*** Material ***

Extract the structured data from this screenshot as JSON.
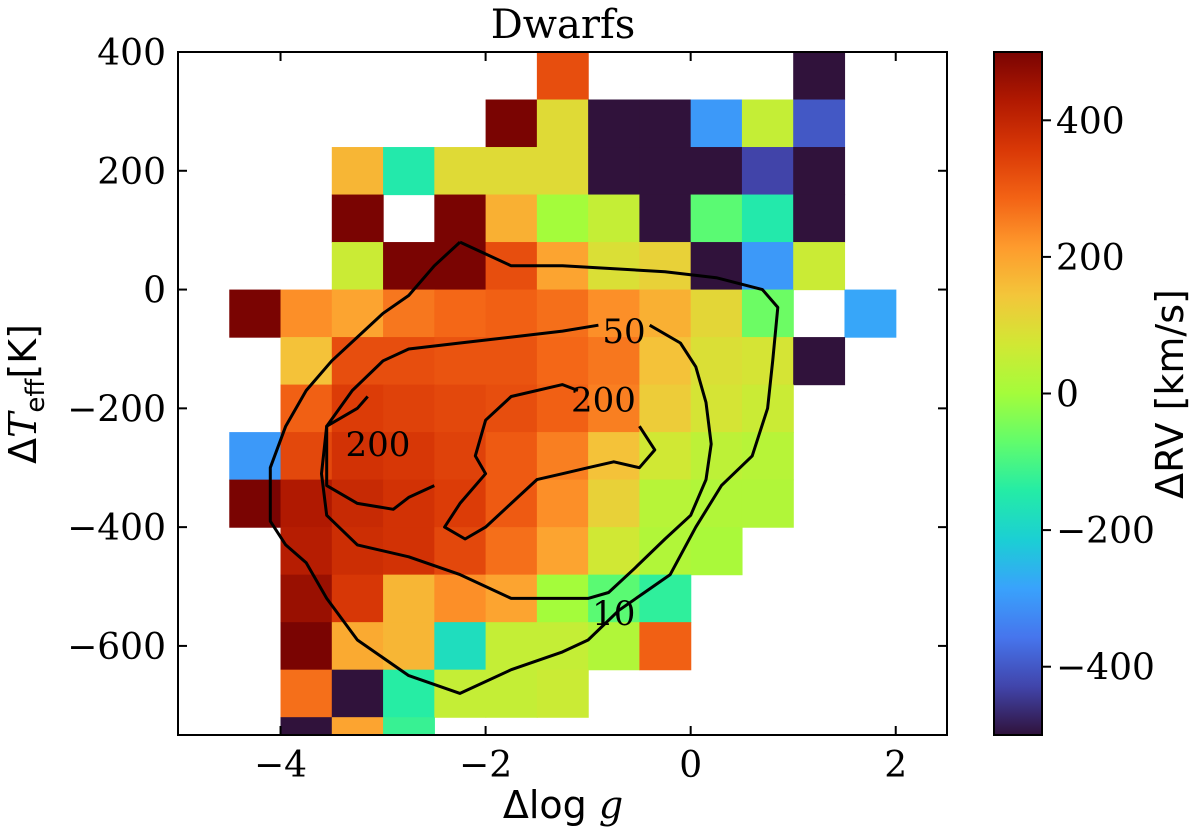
{
  "chart_data": {
    "type": "heatmap",
    "title": "Dwarfs",
    "xlabel": "Δlog g",
    "ylabel": "ΔT_eff[K]",
    "xlim": [
      -5,
      2.5
    ],
    "ylim": [
      -750,
      400
    ],
    "x_ticks": [
      -4,
      -2,
      0,
      2
    ],
    "x_tick_labels": [
      "−4",
      "−2",
      "0",
      "2"
    ],
    "y_ticks": [
      400,
      200,
      0,
      -200,
      -400,
      -600
    ],
    "y_tick_labels": [
      "400",
      "200",
      "0",
      "−200",
      "−400",
      "−600"
    ],
    "bin_width_x": 0.5,
    "bin_height_y": 80,
    "colorbar": {
      "label": "ΔRV [km/s]",
      "range": [
        -500,
        500
      ],
      "ticks": [
        400,
        200,
        0,
        -200,
        -400
      ],
      "tick_labels": [
        "400",
        "200",
        "0",
        "−200",
        "−400"
      ],
      "colormap": [
        "#30123b",
        "#4145ab",
        "#4675ed",
        "#39a2fc",
        "#1bcfd4",
        "#24eca6",
        "#61fc6c",
        "#a4fc3b",
        "#d1e834",
        "#f3c63a",
        "#fe9b2d",
        "#f36315",
        "#d93806",
        "#b11901",
        "#7a0402"
      ]
    },
    "cells": [
      {
        "x": -1.25,
        "y": 360,
        "v": 320
      },
      {
        "x": 1.25,
        "y": 360,
        "v": -500
      },
      {
        "x": -1.75,
        "y": 280,
        "v": 500
      },
      {
        "x": -1.25,
        "y": 280,
        "v": 100
      },
      {
        "x": -0.75,
        "y": 280,
        "v": -500
      },
      {
        "x": -0.25,
        "y": 280,
        "v": -500
      },
      {
        "x": 0.25,
        "y": 280,
        "v": -300
      },
      {
        "x": 0.75,
        "y": 280,
        "v": 50
      },
      {
        "x": 1.25,
        "y": 280,
        "v": -400
      },
      {
        "x": -3.25,
        "y": 200,
        "v": 170
      },
      {
        "x": -2.75,
        "y": 200,
        "v": -150
      },
      {
        "x": -2.25,
        "y": 200,
        "v": 100
      },
      {
        "x": -1.75,
        "y": 200,
        "v": 100
      },
      {
        "x": -1.25,
        "y": 200,
        "v": 100
      },
      {
        "x": -0.75,
        "y": 200,
        "v": -500
      },
      {
        "x": -0.25,
        "y": 200,
        "v": -500
      },
      {
        "x": 0.25,
        "y": 200,
        "v": -500
      },
      {
        "x": 0.75,
        "y": 200,
        "v": -430
      },
      {
        "x": 1.25,
        "y": 200,
        "v": -500
      },
      {
        "x": -3.25,
        "y": 120,
        "v": 500
      },
      {
        "x": -2.25,
        "y": 120,
        "v": 500
      },
      {
        "x": -1.75,
        "y": 120,
        "v": 180
      },
      {
        "x": -1.25,
        "y": 120,
        "v": 0
      },
      {
        "x": -0.75,
        "y": 120,
        "v": 50
      },
      {
        "x": -0.25,
        "y": 120,
        "v": -500
      },
      {
        "x": 0.25,
        "y": 120,
        "v": -80
      },
      {
        "x": 0.75,
        "y": 120,
        "v": -150
      },
      {
        "x": 1.25,
        "y": 120,
        "v": -500
      },
      {
        "x": -3.25,
        "y": 40,
        "v": 60
      },
      {
        "x": -2.75,
        "y": 40,
        "v": 500
      },
      {
        "x": -2.25,
        "y": 40,
        "v": 500
      },
      {
        "x": -1.75,
        "y": 40,
        "v": 320
      },
      {
        "x": -1.25,
        "y": 40,
        "v": 200
      },
      {
        "x": -0.75,
        "y": 40,
        "v": 90
      },
      {
        "x": -0.25,
        "y": 40,
        "v": 120
      },
      {
        "x": 0.25,
        "y": 40,
        "v": -500
      },
      {
        "x": 0.75,
        "y": 40,
        "v": -300
      },
      {
        "x": 1.25,
        "y": 40,
        "v": 60
      },
      {
        "x": -4.25,
        "y": -40,
        "v": 500
      },
      {
        "x": -3.75,
        "y": -40,
        "v": 230
      },
      {
        "x": -3.25,
        "y": -40,
        "v": 200
      },
      {
        "x": -2.75,
        "y": -40,
        "v": 260
      },
      {
        "x": -2.25,
        "y": -40,
        "v": 280
      },
      {
        "x": -1.75,
        "y": -40,
        "v": 290
      },
      {
        "x": -1.25,
        "y": -40,
        "v": 270
      },
      {
        "x": -0.75,
        "y": -40,
        "v": 230
      },
      {
        "x": -0.25,
        "y": -40,
        "v": 180
      },
      {
        "x": 0.25,
        "y": -40,
        "v": 110
      },
      {
        "x": 0.75,
        "y": -40,
        "v": -60
      },
      {
        "x": 1.75,
        "y": -40,
        "v": -280
      },
      {
        "x": -3.75,
        "y": -120,
        "v": 150
      },
      {
        "x": -3.25,
        "y": -120,
        "v": 320
      },
      {
        "x": -2.75,
        "y": -120,
        "v": 320
      },
      {
        "x": -2.25,
        "y": -120,
        "v": 310
      },
      {
        "x": -1.75,
        "y": -120,
        "v": 310
      },
      {
        "x": -1.25,
        "y": -120,
        "v": 280
      },
      {
        "x": -0.75,
        "y": -120,
        "v": 260
      },
      {
        "x": -0.25,
        "y": -120,
        "v": 150
      },
      {
        "x": 0.25,
        "y": -120,
        "v": 90
      },
      {
        "x": 0.75,
        "y": -120,
        "v": 80
      },
      {
        "x": 1.25,
        "y": -120,
        "v": -500
      },
      {
        "x": -3.75,
        "y": -200,
        "v": 290
      },
      {
        "x": -3.25,
        "y": -200,
        "v": 350
      },
      {
        "x": -2.75,
        "y": -200,
        "v": 340
      },
      {
        "x": -2.25,
        "y": -200,
        "v": 330
      },
      {
        "x": -1.75,
        "y": -200,
        "v": 320
      },
      {
        "x": -1.25,
        "y": -200,
        "v": 290
      },
      {
        "x": -0.75,
        "y": -200,
        "v": 250
      },
      {
        "x": -0.25,
        "y": -200,
        "v": 130
      },
      {
        "x": 0.25,
        "y": -200,
        "v": 80
      },
      {
        "x": 0.75,
        "y": -200,
        "v": 60
      },
      {
        "x": -4.25,
        "y": -280,
        "v": -300
      },
      {
        "x": -3.75,
        "y": -280,
        "v": 330
      },
      {
        "x": -3.25,
        "y": -280,
        "v": 370
      },
      {
        "x": -2.75,
        "y": -280,
        "v": 360
      },
      {
        "x": -2.25,
        "y": -280,
        "v": 340
      },
      {
        "x": -1.75,
        "y": -280,
        "v": 300
      },
      {
        "x": -1.25,
        "y": -280,
        "v": 250
      },
      {
        "x": -0.75,
        "y": -280,
        "v": 150
      },
      {
        "x": -0.25,
        "y": -280,
        "v": 70
      },
      {
        "x": 0.25,
        "y": -280,
        "v": 40
      },
      {
        "x": 0.75,
        "y": -280,
        "v": 30
      },
      {
        "x": -4.25,
        "y": -360,
        "v": 500
      },
      {
        "x": -3.75,
        "y": -360,
        "v": 430
      },
      {
        "x": -3.25,
        "y": -360,
        "v": 390
      },
      {
        "x": -2.75,
        "y": -360,
        "v": 370
      },
      {
        "x": -2.25,
        "y": -360,
        "v": 350
      },
      {
        "x": -1.75,
        "y": -360,
        "v": 300
      },
      {
        "x": -1.25,
        "y": -360,
        "v": 230
      },
      {
        "x": -0.75,
        "y": -360,
        "v": 120
      },
      {
        "x": -0.25,
        "y": -360,
        "v": 30
      },
      {
        "x": 0.25,
        "y": -360,
        "v": 20
      },
      {
        "x": 0.75,
        "y": -360,
        "v": 20
      },
      {
        "x": -3.75,
        "y": -440,
        "v": 420
      },
      {
        "x": -3.25,
        "y": -440,
        "v": 380
      },
      {
        "x": -2.75,
        "y": -440,
        "v": 370
      },
      {
        "x": -2.25,
        "y": -440,
        "v": 330
      },
      {
        "x": -1.75,
        "y": -440,
        "v": 270
      },
      {
        "x": -1.25,
        "y": -440,
        "v": 200
      },
      {
        "x": -0.75,
        "y": -440,
        "v": 70
      },
      {
        "x": -0.25,
        "y": -440,
        "v": 20
      },
      {
        "x": 0.25,
        "y": -440,
        "v": 10
      },
      {
        "x": -3.75,
        "y": -520,
        "v": 460
      },
      {
        "x": -3.25,
        "y": -520,
        "v": 360
      },
      {
        "x": -2.75,
        "y": -520,
        "v": 170
      },
      {
        "x": -2.25,
        "y": -520,
        "v": 230
      },
      {
        "x": -1.75,
        "y": -520,
        "v": 200
      },
      {
        "x": -1.25,
        "y": -520,
        "v": 0
      },
      {
        "x": -0.75,
        "y": -520,
        "v": -80
      },
      {
        "x": -0.25,
        "y": -520,
        "v": -130
      },
      {
        "x": -3.75,
        "y": -600,
        "v": 500
      },
      {
        "x": -3.25,
        "y": -600,
        "v": 190
      },
      {
        "x": -2.75,
        "y": -600,
        "v": 170
      },
      {
        "x": -2.25,
        "y": -600,
        "v": -180
      },
      {
        "x": -1.75,
        "y": -600,
        "v": 50
      },
      {
        "x": -1.25,
        "y": -600,
        "v": 50
      },
      {
        "x": -0.75,
        "y": -600,
        "v": 20
      },
      {
        "x": -0.25,
        "y": -600,
        "v": 290
      },
      {
        "x": -3.75,
        "y": -680,
        "v": 270
      },
      {
        "x": -3.25,
        "y": -680,
        "v": -500
      },
      {
        "x": -2.75,
        "y": -680,
        "v": -140
      },
      {
        "x": -2.25,
        "y": -680,
        "v": 50
      },
      {
        "x": -1.75,
        "y": -680,
        "v": 50
      },
      {
        "x": -1.25,
        "y": -680,
        "v": 60
      },
      {
        "x": -3.75,
        "y": -760,
        "v": -500
      },
      {
        "x": -3.25,
        "y": -760,
        "v": 200
      },
      {
        "x": -2.75,
        "y": -760,
        "v": -120
      }
    ],
    "contours": [
      {
        "level": "10",
        "label": "10",
        "label_at": {
          "x": -0.75,
          "y": -550
        },
        "points": [
          [
            -2.25,
            80
          ],
          [
            -1.75,
            40
          ],
          [
            -1.25,
            40
          ],
          [
            -0.25,
            30
          ],
          [
            0.25,
            20
          ],
          [
            0.7,
            0
          ],
          [
            0.85,
            -30
          ],
          [
            0.8,
            -120
          ],
          [
            0.75,
            -200
          ],
          [
            0.6,
            -280
          ],
          [
            0.3,
            -330
          ],
          [
            0.05,
            -400
          ],
          [
            -0.2,
            -480
          ],
          [
            -0.45,
            -510
          ],
          [
            -0.7,
            -540
          ],
          [
            -1.0,
            -590
          ],
          [
            -1.25,
            -610
          ],
          [
            -1.75,
            -640
          ],
          [
            -2.25,
            -680
          ],
          [
            -2.75,
            -650
          ],
          [
            -3.25,
            -590
          ],
          [
            -3.55,
            -520
          ],
          [
            -3.75,
            -460
          ],
          [
            -3.95,
            -430
          ],
          [
            -4.1,
            -390
          ],
          [
            -4.1,
            -300
          ],
          [
            -3.95,
            -230
          ],
          [
            -3.75,
            -170
          ],
          [
            -3.5,
            -120
          ],
          [
            -3.25,
            -80
          ],
          [
            -3.0,
            -40
          ],
          [
            -2.75,
            -10
          ],
          [
            -2.5,
            40
          ],
          [
            -2.25,
            80
          ]
        ]
      },
      {
        "level": "50",
        "label": "50",
        "label_at": {
          "x": -0.65,
          "y": -75
        },
        "points": [
          [
            -0.9,
            -60
          ],
          [
            -1.25,
            -70
          ],
          [
            -1.75,
            -80
          ],
          [
            -2.25,
            -90
          ],
          [
            -2.75,
            -100
          ],
          [
            -3.0,
            -120
          ],
          [
            -3.3,
            -170
          ],
          [
            -3.55,
            -230
          ],
          [
            -3.6,
            -310
          ],
          [
            -3.55,
            -380
          ],
          [
            -3.25,
            -430
          ],
          [
            -2.75,
            -450
          ],
          [
            -2.25,
            -480
          ],
          [
            -1.75,
            -520
          ],
          [
            -1.25,
            -520
          ],
          [
            -1.0,
            -520
          ],
          [
            -0.8,
            -510
          ],
          [
            -0.55,
            -470
          ],
          [
            -0.25,
            -420
          ],
          [
            0.0,
            -380
          ],
          [
            0.15,
            -320
          ],
          [
            0.2,
            -260
          ],
          [
            0.15,
            -190
          ],
          [
            0.05,
            -130
          ],
          [
            -0.1,
            -90
          ],
          [
            -0.4,
            -60
          ]
        ]
      },
      {
        "level": "200",
        "label": "200",
        "label_at": {
          "x": -0.85,
          "y": -190
        },
        "points": [
          [
            -1.1,
            -170
          ],
          [
            -1.25,
            -160
          ],
          [
            -1.75,
            -180
          ],
          [
            -2.0,
            -220
          ],
          [
            -2.1,
            -280
          ],
          [
            -2.0,
            -310
          ],
          [
            -2.25,
            -360
          ],
          [
            -2.4,
            -400
          ],
          [
            -2.2,
            -420
          ],
          [
            -2.0,
            -400
          ],
          [
            -1.75,
            -360
          ],
          [
            -1.5,
            -320
          ],
          [
            -1.25,
            -310
          ],
          [
            -1.0,
            -300
          ],
          [
            -0.75,
            -290
          ],
          [
            -0.5,
            -300
          ],
          [
            -0.35,
            -270
          ],
          [
            -0.5,
            -230
          ]
        ]
      },
      {
        "level": "200",
        "label": "200",
        "label_at": {
          "x": -3.05,
          "y": -265
        },
        "points": [
          [
            -3.15,
            -180
          ],
          [
            -3.25,
            -200
          ],
          [
            -3.55,
            -230
          ],
          [
            -3.55,
            -330
          ],
          [
            -3.25,
            -360
          ],
          [
            -2.9,
            -370
          ],
          [
            -2.75,
            -350
          ],
          [
            -2.5,
            -330
          ]
        ]
      }
    ]
  }
}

***

▸ Directions
Which lines contain "level"? Copy each of them.

▸ Answer to the exercise
        "level": "10",
        "level": "50",
        "level": "200",
        "level": "200",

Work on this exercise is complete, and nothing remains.